WHAT THE EXERCISE ASKS
Reproduce the data below in full and exclude every picture.

□ □ □ □

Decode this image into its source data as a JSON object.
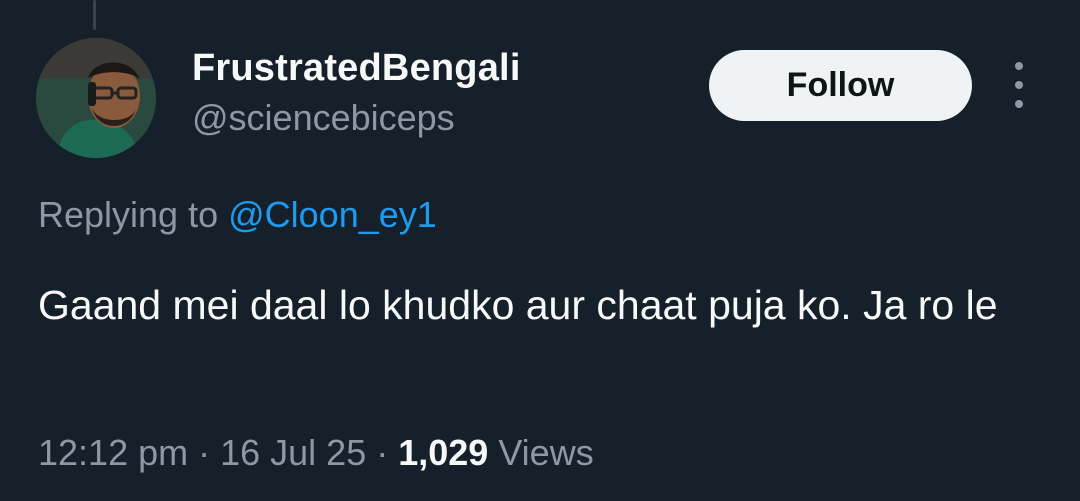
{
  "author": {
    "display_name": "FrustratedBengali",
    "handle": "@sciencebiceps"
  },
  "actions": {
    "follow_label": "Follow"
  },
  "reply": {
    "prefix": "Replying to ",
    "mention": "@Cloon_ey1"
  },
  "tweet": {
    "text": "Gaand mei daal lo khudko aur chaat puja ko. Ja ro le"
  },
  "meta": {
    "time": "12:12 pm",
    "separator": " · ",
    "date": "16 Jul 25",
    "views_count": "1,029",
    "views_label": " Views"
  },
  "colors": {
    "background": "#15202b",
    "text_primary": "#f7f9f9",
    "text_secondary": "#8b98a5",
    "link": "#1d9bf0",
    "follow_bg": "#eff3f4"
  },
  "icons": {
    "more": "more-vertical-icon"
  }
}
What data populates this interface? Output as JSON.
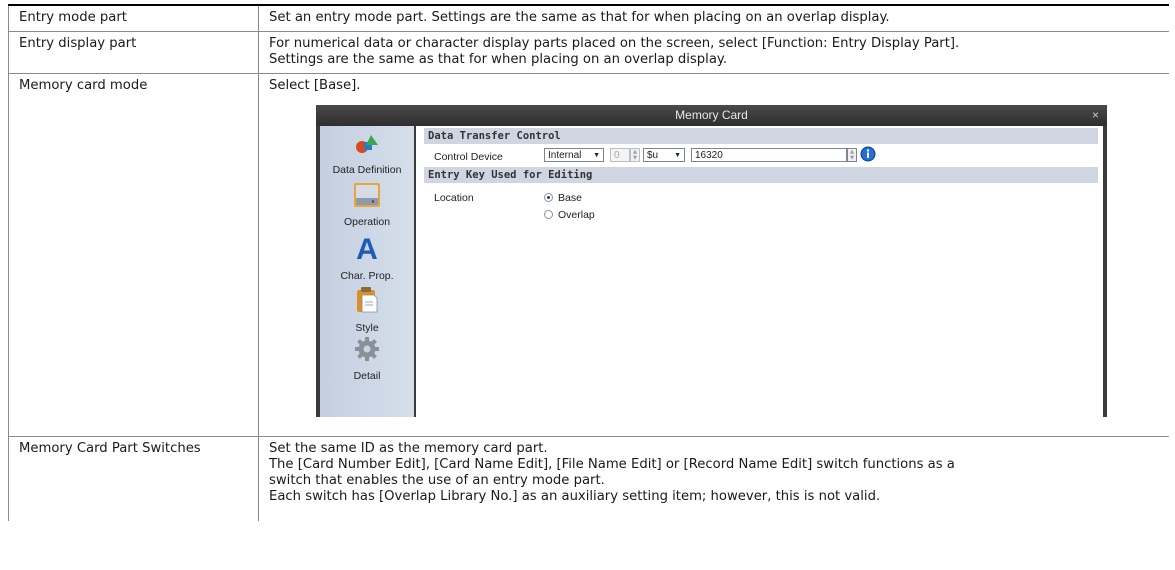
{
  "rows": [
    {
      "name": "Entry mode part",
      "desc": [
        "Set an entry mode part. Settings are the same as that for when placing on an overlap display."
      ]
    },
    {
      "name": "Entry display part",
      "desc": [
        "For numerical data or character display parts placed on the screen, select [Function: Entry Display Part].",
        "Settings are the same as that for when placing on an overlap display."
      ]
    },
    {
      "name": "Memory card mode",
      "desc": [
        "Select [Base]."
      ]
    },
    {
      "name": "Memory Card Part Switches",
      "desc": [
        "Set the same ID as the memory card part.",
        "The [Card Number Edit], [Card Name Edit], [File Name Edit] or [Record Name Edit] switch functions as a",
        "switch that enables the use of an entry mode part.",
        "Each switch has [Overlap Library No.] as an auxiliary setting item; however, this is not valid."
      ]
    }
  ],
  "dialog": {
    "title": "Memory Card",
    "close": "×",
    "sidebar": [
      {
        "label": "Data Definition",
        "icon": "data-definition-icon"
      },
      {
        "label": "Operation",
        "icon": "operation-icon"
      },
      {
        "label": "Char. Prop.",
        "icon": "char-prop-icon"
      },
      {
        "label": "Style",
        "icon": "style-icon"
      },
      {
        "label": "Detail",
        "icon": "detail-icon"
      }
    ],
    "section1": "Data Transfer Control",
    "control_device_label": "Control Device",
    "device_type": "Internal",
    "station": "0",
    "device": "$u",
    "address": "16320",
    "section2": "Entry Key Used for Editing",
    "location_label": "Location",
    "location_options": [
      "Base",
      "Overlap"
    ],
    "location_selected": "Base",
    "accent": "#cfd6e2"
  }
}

□ □ □ □

FINISHED ANSWER
Decode this image into its source data as a JSON object.
{
  "author": {
    "display_name": "FrustratedBengali",
    "handle": "@sciencebiceps"
  },
  "actions": {
    "follow_label": "Follow"
  },
  "reply": {
    "prefix": "Replying to ",
    "mention": "@Cloon_ey1"
  },
  "tweet": {
    "text": "Gaand mei daal lo khudko aur chaat puja ko. Ja ro le"
  },
  "meta": {
    "time": "12:12 pm",
    "separator": " · ",
    "date": "16 Jul 25",
    "views_count": "1,029",
    "views_label": " Views"
  },
  "colors": {
    "background": "#15202b",
    "text_primary": "#f7f9f9",
    "text_secondary": "#8b98a5",
    "link": "#1d9bf0",
    "follow_bg": "#eff3f4"
  },
  "icons": {
    "more": "more-vertical-icon"
  }
}
What data populates this interface? Output as JSON.
{
  "rows": [
    {
      "name": "Entry mode part",
      "desc": [
        "Set an entry mode part. Settings are the same as that for when placing on an overlap display."
      ]
    },
    {
      "name": "Entry display part",
      "desc": [
        "For numerical data or character display parts placed on the screen, select [Function: Entry Display Part].",
        "Settings are the same as that for when placing on an overlap display."
      ]
    },
    {
      "name": "Memory card mode",
      "desc": [
        "Select [Base]."
      ]
    },
    {
      "name": "Memory Card Part Switches",
      "desc": [
        "Set the same ID as the memory card part.",
        "The [Card Number Edit], [Card Name Edit], [File Name Edit] or [Record Name Edit] switch functions as a",
        "switch that enables the use of an entry mode part.",
        "Each switch has [Overlap Library No.] as an auxiliary setting item; however, this is not valid."
      ]
    }
  ],
  "dialog": {
    "title": "Memory Card",
    "close": "×",
    "sidebar": [
      {
        "label": "Data Definition",
        "icon": "data-definition-icon"
      },
      {
        "label": "Operation",
        "icon": "operation-icon"
      },
      {
        "label": "Char. Prop.",
        "icon": "char-prop-icon"
      },
      {
        "label": "Style",
        "icon": "style-icon"
      },
      {
        "label": "Detail",
        "icon": "detail-icon"
      }
    ],
    "section1": "Data Transfer Control",
    "control_device_label": "Control Device",
    "device_type": "Internal",
    "station": "0",
    "device": "$u",
    "address": "16320",
    "section2": "Entry Key Used for Editing",
    "location_label": "Location",
    "location_options": [
      "Base",
      "Overlap"
    ],
    "location_selected": "Base",
    "accent": "#cfd6e2"
  }
}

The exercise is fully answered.